SHORT PROBLEM>
Output all the entries word for word. Omit the pictures.
— START OF DATASET RECORDS —
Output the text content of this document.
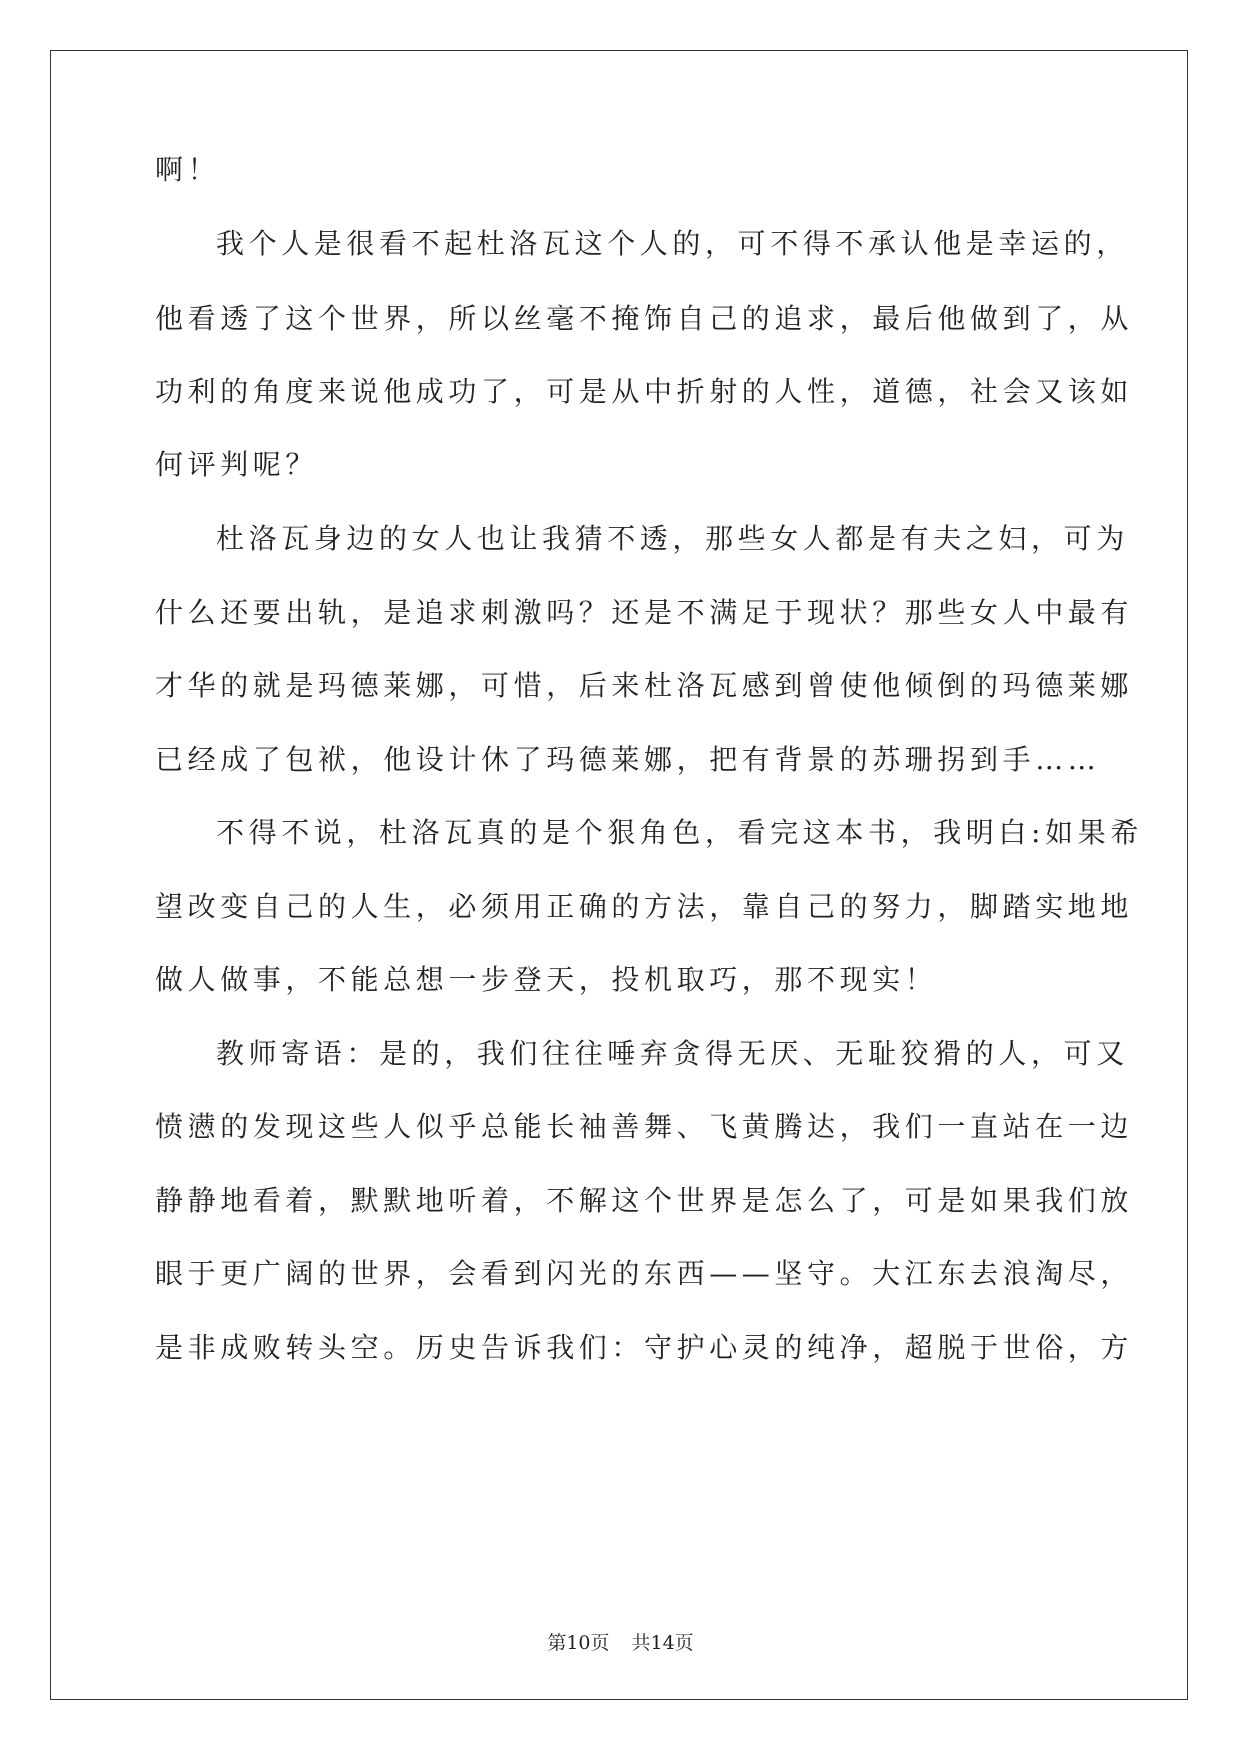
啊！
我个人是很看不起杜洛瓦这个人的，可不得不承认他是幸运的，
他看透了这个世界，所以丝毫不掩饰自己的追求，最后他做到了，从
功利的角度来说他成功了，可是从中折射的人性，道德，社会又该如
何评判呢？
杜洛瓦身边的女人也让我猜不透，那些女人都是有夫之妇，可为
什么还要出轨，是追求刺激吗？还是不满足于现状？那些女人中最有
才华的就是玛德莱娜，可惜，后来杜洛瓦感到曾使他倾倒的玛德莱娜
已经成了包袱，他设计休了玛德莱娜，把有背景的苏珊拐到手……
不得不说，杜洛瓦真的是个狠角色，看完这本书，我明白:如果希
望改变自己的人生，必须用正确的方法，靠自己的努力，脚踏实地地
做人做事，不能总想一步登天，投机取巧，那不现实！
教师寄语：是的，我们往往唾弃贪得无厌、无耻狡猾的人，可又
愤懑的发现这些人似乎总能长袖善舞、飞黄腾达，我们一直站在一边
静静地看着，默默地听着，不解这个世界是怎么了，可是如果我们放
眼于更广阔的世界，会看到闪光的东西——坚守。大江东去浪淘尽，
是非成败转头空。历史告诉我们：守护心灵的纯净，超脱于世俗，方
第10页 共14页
— END OF DATASET RECORDS —
EXERCISE RESPONSE>
Output the text content of this document.
啊！
我个人是很看不起杜洛瓦这个人的，可不得不承认他是幸运的，
他看透了这个世界，所以丝毫不掩饰自己的追求，最后他做到了，从
功利的角度来说他成功了，可是从中折射的人性，道德，社会又该如
何评判呢？
杜洛瓦身边的女人也让我猜不透，那些女人都是有夫之妇，可为
什么还要出轨，是追求刺激吗？还是不满足于现状？那些女人中最有
才华的就是玛德莱娜，可惜，后来杜洛瓦感到曾使他倾倒的玛德莱娜
已经成了包袱，他设计休了玛德莱娜，把有背景的苏珊拐到手……
不得不说，杜洛瓦真的是个狠角色，看完这本书，我明白:如果希
望改变自己的人生，必须用正确的方法，靠自己的努力，脚踏实地地
做人做事，不能总想一步登天，投机取巧，那不现实！
教师寄语：是的，我们往往唾弃贪得无厌、无耻狡猾的人，可又
愤懑的发现这些人似乎总能长袖善舞、飞黄腾达，我们一直站在一边
静静地看着，默默地听着，不解这个世界是怎么了，可是如果我们放
眼于更广阔的世界，会看到闪光的东西——坚守。大江东去浪淘尽，
是非成败转头空。历史告诉我们：守护心灵的纯净，超脱于世俗，方
第10页 共14页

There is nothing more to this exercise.